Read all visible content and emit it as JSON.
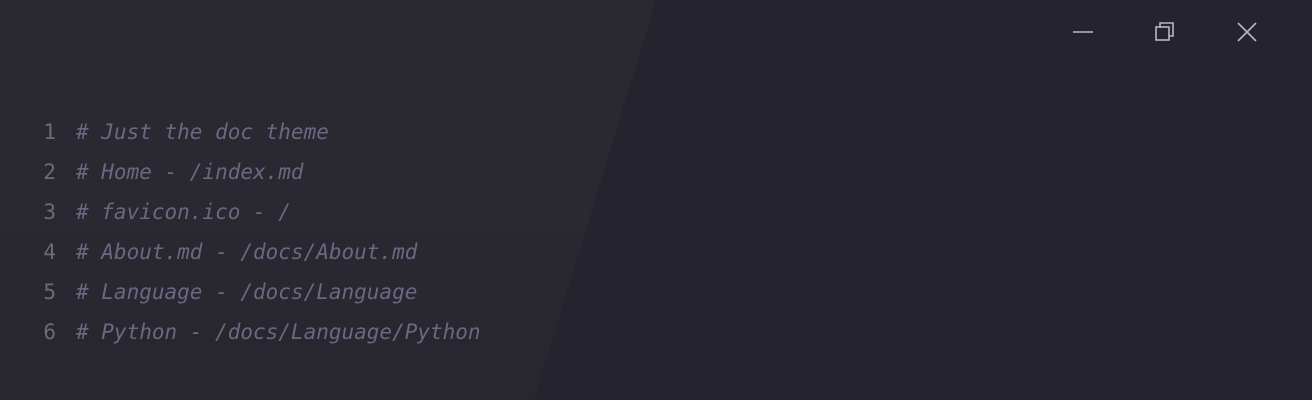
{
  "window_controls": {
    "minimize_icon": "minimize-icon",
    "restore_icon": "restore-icon",
    "close_icon": "close-icon"
  },
  "editor": {
    "lines": [
      {
        "number": "1",
        "text": "# Just the doc theme"
      },
      {
        "number": "2",
        "text": "# Home - /index.md"
      },
      {
        "number": "3",
        "text": "# favicon.ico - /"
      },
      {
        "number": "4",
        "text": "# About.md - /docs/About.md"
      },
      {
        "number": "5",
        "text": "# Language - /docs/Language"
      },
      {
        "number": "6",
        "text": "# Python - /docs/Language/Python"
      }
    ]
  },
  "colors": {
    "background": "#25232d",
    "comment": "#6a6882",
    "line_number": "#6d6b74",
    "icon": "#b9b7c0"
  }
}
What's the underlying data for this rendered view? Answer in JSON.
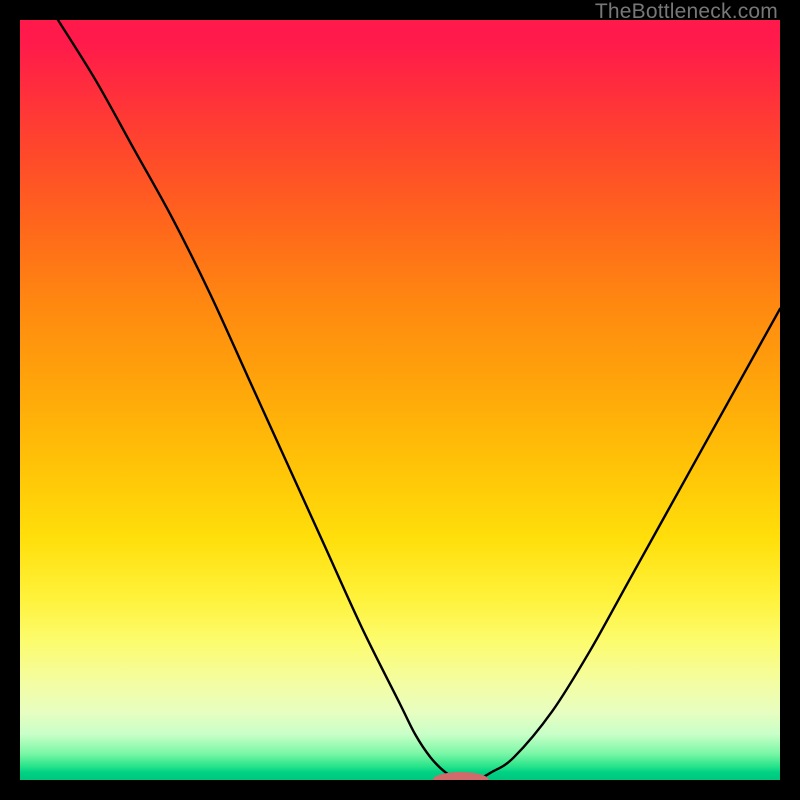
{
  "watermark": "TheBottleneck.com",
  "chart_data": {
    "type": "line",
    "title": "",
    "xlabel": "",
    "ylabel": "",
    "xlim": [
      0,
      100
    ],
    "ylim": [
      0,
      100
    ],
    "grid": false,
    "legend": false,
    "series": [
      {
        "name": "bottleneck-curve",
        "x": [
          5,
          10,
          15,
          20,
          25,
          30,
          35,
          40,
          45,
          50,
          52,
          54,
          56,
          58,
          60,
          62,
          65,
          70,
          75,
          80,
          85,
          90,
          95,
          100
        ],
        "y": [
          100,
          92,
          83,
          74,
          64,
          53,
          42,
          31,
          20,
          10,
          6,
          3,
          1,
          0,
          0,
          1,
          3,
          9,
          17,
          26,
          35,
          44,
          53,
          62
        ]
      }
    ],
    "marker": {
      "name": "bottleneck-dot",
      "x": 58,
      "y": 0,
      "color": "#d16a6a",
      "radius_x": 28,
      "radius_y": 8
    },
    "background_gradient": {
      "top": "#ff1a4b",
      "mid": "#ffde0a",
      "bottom": "#00c77e"
    }
  }
}
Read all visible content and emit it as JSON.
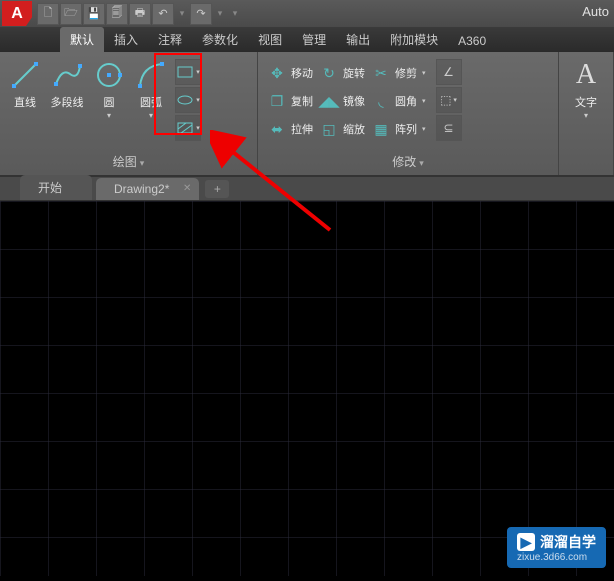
{
  "app": {
    "logo": "A",
    "title": "Auto"
  },
  "qat": {
    "new": "🗋",
    "open": "🗁",
    "save": "💾",
    "saveall": "🗐",
    "print": "🖶",
    "undo": "↶",
    "redo": "↷"
  },
  "tabs": {
    "default": "默认",
    "insert": "插入",
    "annotate": "注释",
    "parametric": "参数化",
    "view": "视图",
    "manage": "管理",
    "output": "输出",
    "addins": "附加模块",
    "a360": "A360"
  },
  "draw": {
    "panel_title": "绘图",
    "line": "直线",
    "polyline": "多段线",
    "circle": "圆",
    "arc": "圆弧"
  },
  "modify": {
    "panel_title": "修改",
    "move": "移动",
    "copy": "复制",
    "stretch": "拉伸",
    "rotate": "旋转",
    "mirror": "镜像",
    "scale": "缩放",
    "trim": "修剪",
    "fillet": "圆角",
    "array": "阵列"
  },
  "annotation": {
    "text": "文字"
  },
  "file_tabs": {
    "start": "开始",
    "drawing": "Drawing2*"
  },
  "watermark": {
    "brand": "溜溜自学",
    "url": "zixue.3d66.com"
  }
}
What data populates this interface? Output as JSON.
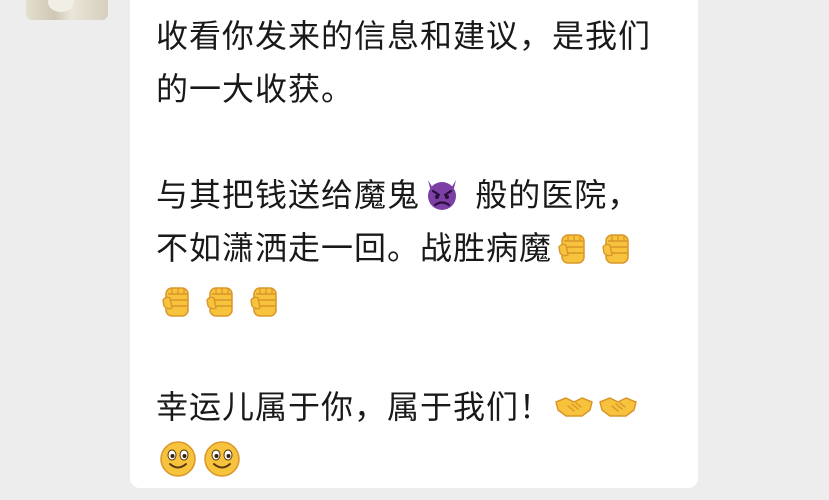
{
  "message": {
    "p1_l1": "收看你发来的信息和建议，是我们",
    "p1_l2": "的一大收获。",
    "p2_l1_a": "与其把钱送给魔鬼",
    "p2_l1_b": " 般的医院，",
    "p2_l2": "不如潇洒走一回。战胜病魔",
    "p3_l1": "幸运儿属于你，属于我们！"
  },
  "icons": {
    "devil": "angry-devil-emoji",
    "fist": "raised-fist-emoji",
    "handshake": "handshake-emoji",
    "smile": "smiley-emoji"
  },
  "colors": {
    "background": "#ededed",
    "bubble": "#ffffff",
    "text": "#191919",
    "emoji_yellow": "#f7c33c",
    "devil_purple": "#7b3fa6"
  }
}
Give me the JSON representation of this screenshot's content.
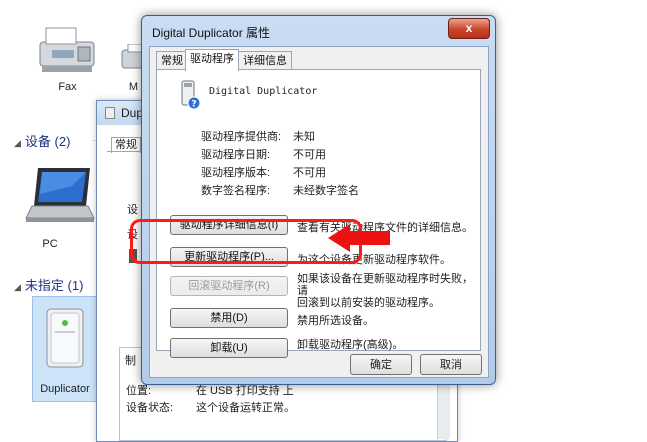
{
  "explorer": {
    "devices": [
      {
        "label": "Fax",
        "icon": "fax-icon"
      },
      {
        "label": "M",
        "icon": "printer-icon"
      },
      {
        "label": "PC",
        "icon": "laptop-icon"
      },
      {
        "label": "Duplicator",
        "icon": "usb-drive-icon"
      }
    ],
    "sections": [
      {
        "label": "设备 (2)"
      },
      {
        "label": "未指定 (1)"
      }
    ]
  },
  "back_window": {
    "title": "Dup",
    "tab": "常规",
    "partial_labels": [
      "设",
      "设",
      "制",
      "位置:"
    ],
    "location_value": "在 USB 打印支持 上",
    "status_label": "设备状态:",
    "status_value": "这个设备运转正常。"
  },
  "dialog": {
    "title": "Digital Duplicator 属性",
    "close_label": "x",
    "tabs": [
      "常规",
      "驱动程序",
      "详细信息"
    ],
    "active_tab": "驱动程序",
    "device_name": "Digital Duplicator",
    "properties": [
      {
        "label": "驱动程序提供商:",
        "value": "未知"
      },
      {
        "label": "驱动程序日期:",
        "value": "不可用"
      },
      {
        "label": "驱动程序版本:",
        "value": "不可用"
      },
      {
        "label": "数字签名程序:",
        "value": "未经数字签名"
      }
    ],
    "actions": [
      {
        "button": "驱动程序详细信息(I)",
        "desc": "查看有关驱动程序文件的详细信息。",
        "enabled": true
      },
      {
        "button": "更新驱动程序(P)...",
        "desc": "为这个设备更新驱动程序软件。",
        "enabled": true
      },
      {
        "button": "回滚驱动程序(R)",
        "desc": "如果该设备在更新驱动程序时失败，请回滚到以前安装的驱动程序。",
        "desc_line1": "如果该设备在更新驱动程序时失败，请",
        "desc_line2": "回滚到以前安装的驱动程序。",
        "enabled": false
      },
      {
        "button": "禁用(D)",
        "desc": "禁用所选设备。",
        "enabled": true
      },
      {
        "button": "卸载(U)",
        "desc": "卸载驱动程序(高级)。",
        "enabled": true
      }
    ],
    "ok_label": "确定",
    "cancel_label": "取消"
  },
  "colors": {
    "highlight": "#ff1a1a",
    "arrow": "#ee1111",
    "section_text": "#1e3287"
  }
}
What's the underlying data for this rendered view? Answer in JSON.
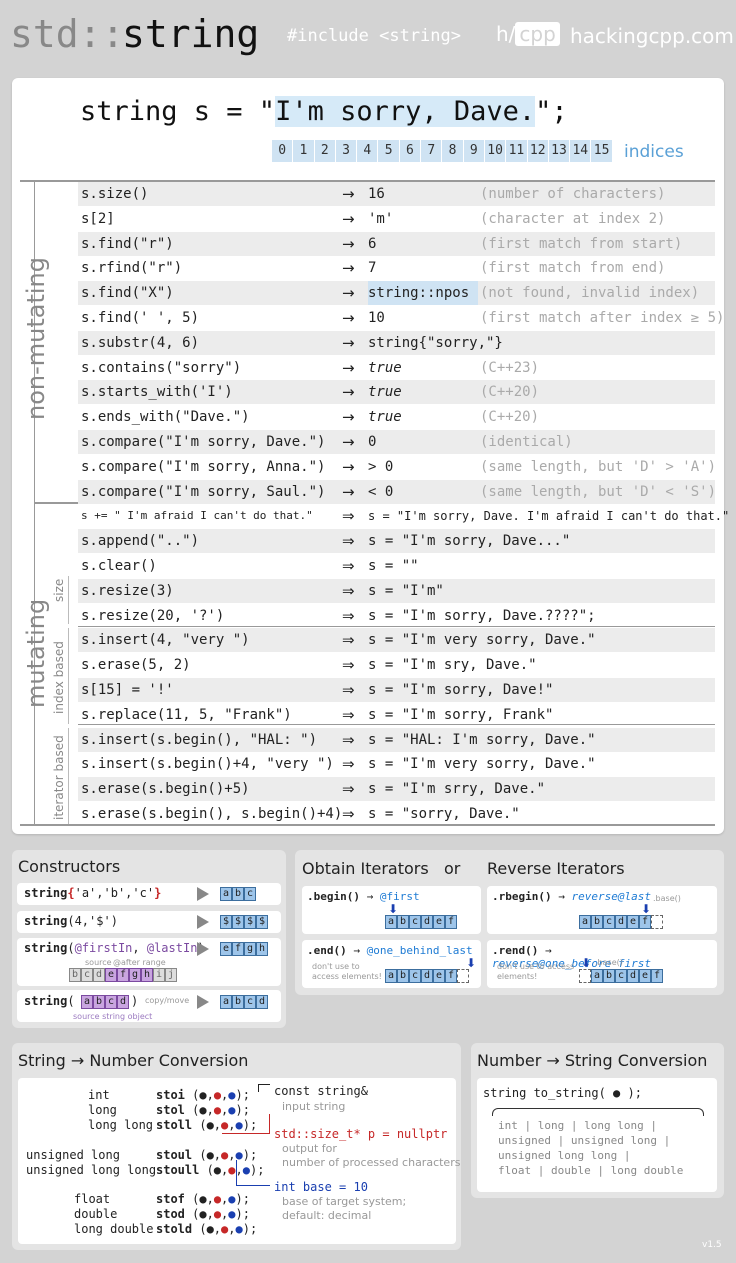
{
  "header": {
    "std": "std::",
    "string": "string",
    "include": "#include <string>",
    "logo_h": "h/",
    "logo_cpp": "cpp",
    "site": "hackingcpp.com"
  },
  "decl": {
    "pre": "string s = \"",
    "hl": "I'm sorry, Dave.",
    "post": "\";",
    "indices": [
      "0",
      "1",
      "2",
      "3",
      "4",
      "5",
      "6",
      "7",
      "8",
      "9",
      "10",
      "11",
      "12",
      "13",
      "14",
      "15"
    ],
    "indices_label": "indices"
  },
  "labels": {
    "non_mutating": "non-mutating",
    "mutating": "mutating",
    "size": "size",
    "index_based": "index based",
    "iterator_based": "iterator based"
  },
  "rows": [
    {
      "c": "s.size()",
      "a": "→",
      "r": "16",
      "m": "(number of characters)"
    },
    {
      "c": "s[2]",
      "a": "→",
      "r": "'m'",
      "m": "(character at index 2)"
    },
    {
      "c": "s.find(\"r\")",
      "a": "→",
      "r": "6",
      "m": "(first match from start)"
    },
    {
      "c": "s.rfind(\"r\")",
      "a": "→",
      "r": "7",
      "m": "(first match from end)"
    },
    {
      "c": "s.find(\"X\")",
      "a": "→",
      "r": "string::npos",
      "m": "(not found, invalid index)"
    },
    {
      "c": "s.find(' ', 5)",
      "a": "→",
      "r": "10",
      "m": "(first match after index ≥ 5)"
    },
    {
      "c": "s.substr(4, 6)",
      "a": "→",
      "r": "string{\"sorry,\"}",
      "m": ""
    },
    {
      "c": "s.contains(\"sorry\")",
      "a": "→",
      "r": "true",
      "m": "(C++23)"
    },
    {
      "c": "s.starts_with('I')",
      "a": "→",
      "r": "true",
      "m": "(C++20)"
    },
    {
      "c": "s.ends_with(\"Dave.\")",
      "a": "→",
      "r": "true",
      "m": "(C++20)"
    },
    {
      "c": "s.compare(\"I'm sorry, Dave.\")",
      "a": "→",
      "r": "0",
      "m": "(identical)"
    },
    {
      "c": "s.compare(\"I'm sorry, Anna.\")",
      "a": "→",
      "r": "> 0",
      "m": "(same length, but 'D' > 'A')"
    },
    {
      "c": "s.compare(\"I'm sorry, Saul.\")",
      "a": "→",
      "r": "< 0",
      "m": "(same length, but 'D' < 'S')"
    },
    {
      "c": "s += \" I'm afraid I can't do that.\"",
      "a": "⇒",
      "r": "s = \"I'm sorry, Dave. I'm afraid I can't do that.\"",
      "m": ""
    },
    {
      "c": "s.append(\"..\")",
      "a": "⇒",
      "r": "s = \"I'm sorry, Dave...\"",
      "m": ""
    },
    {
      "c": "s.clear()",
      "a": "⇒",
      "r": "s = \"\"",
      "m": ""
    },
    {
      "c": "s.resize(3)",
      "a": "⇒",
      "r": "s = \"I'm\"",
      "m": ""
    },
    {
      "c": "s.resize(20, '?')",
      "a": "⇒",
      "r": "s = \"I'm sorry, Dave.????\";",
      "m": ""
    },
    {
      "c": "s.insert(4, \"very \")",
      "a": "⇒",
      "r": "s = \"I'm very sorry, Dave.\"",
      "m": ""
    },
    {
      "c": "s.erase(5, 2)",
      "a": "⇒",
      "r": "s = \"I'm sry, Dave.\"",
      "m": ""
    },
    {
      "c": "s[15] = '!'",
      "a": "⇒",
      "r": "s = \"I'm sorry, Dave!\"",
      "m": ""
    },
    {
      "c": "s.replace(11, 5, \"Frank\")",
      "a": "⇒",
      "r": "s = \"I'm sorry, Frank\"",
      "m": ""
    },
    {
      "c": "s.insert(s.begin(), \"HAL: \")",
      "a": "⇒",
      "r": "s = \"HAL: I'm sorry, Dave.\"",
      "m": ""
    },
    {
      "c": "s.insert(s.begin()+4, \"very \")",
      "a": "⇒",
      "r": "s = \"I'm very sorry, Dave.\"",
      "m": ""
    },
    {
      "c": "s.erase(s.begin()+5)",
      "a": "⇒",
      "r": "s = \"I'm srry, Dave.\"",
      "m": ""
    },
    {
      "c": "s.erase(s.begin(), s.begin()+4)",
      "a": "⇒",
      "r": "s = \"sorry, Dave.\"",
      "m": ""
    }
  ],
  "constructors": {
    "title": "Constructors",
    "c1": "string{'a','b','c'}",
    "c2": "string(4,'$')",
    "c3": "string(@firstIn, @lastIn)",
    "c4": "string( abcd )",
    "source_label": "source",
    "after_label": "@after range",
    "copy_move": "copy/move",
    "source_obj": "source string object",
    "cells_abc": [
      "a",
      "b",
      "c"
    ],
    "cells_dollar": [
      "$",
      "$",
      "$",
      "$"
    ],
    "cells_efgh": [
      "e",
      "f",
      "g",
      "h"
    ],
    "cells_range": [
      "b",
      "c",
      "d",
      "e",
      "f",
      "g",
      "h",
      "i",
      "j"
    ],
    "cells_abcd": [
      "a",
      "b",
      "c",
      "d"
    ]
  },
  "iters": {
    "title_obtain": "Obtain Iterators",
    "or": "or",
    "title_reverse": "Reverse Iterators",
    "begin": ".begin()",
    "first": "@first",
    "end": ".end()",
    "one_behind": "@one_behind_last",
    "dont": "don't use to access elements!",
    "rbegin": ".rbegin()",
    "rev_last": "reverse@last",
    "rbase": ".base()",
    "rend": ".rend()",
    "rev_one_before": "reverse@one_before_first",
    "cells": [
      "a",
      "b",
      "c",
      "d",
      "e",
      "f"
    ]
  },
  "stonum": {
    "title": "String → Number  Conversion",
    "types": [
      "int",
      "long",
      "long long",
      "unsigned long",
      "unsigned long long",
      "float",
      "double",
      "long double"
    ],
    "funcs": [
      "stoi",
      "stol",
      "stoll",
      "stoul",
      "stoull",
      "stof",
      "stod",
      "stold"
    ],
    "const_string": "const string&",
    "input_string": "input string",
    "size_t": "std::size_t* p = nullptr",
    "output_for": "output for",
    "num_processed": "number of processed characters",
    "int_base": "int base = 10",
    "base_of": "base of target system;",
    "default": "default: decimal"
  },
  "numtos": {
    "title": "Number → String  Conversion",
    "sig": "string to_string( ● );",
    "types": "int | long | long long |\nunsigned | unsigned long |\nunsigned long long |\nfloat | double | long double"
  },
  "version": "v1.5"
}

###

— Do this —
Copy out the lines that hold "match".

— Solution to this task —
      "m": "(first match from start)"
      "m": "(first match from end)"
      "m": "(first match after index ≥ 5)"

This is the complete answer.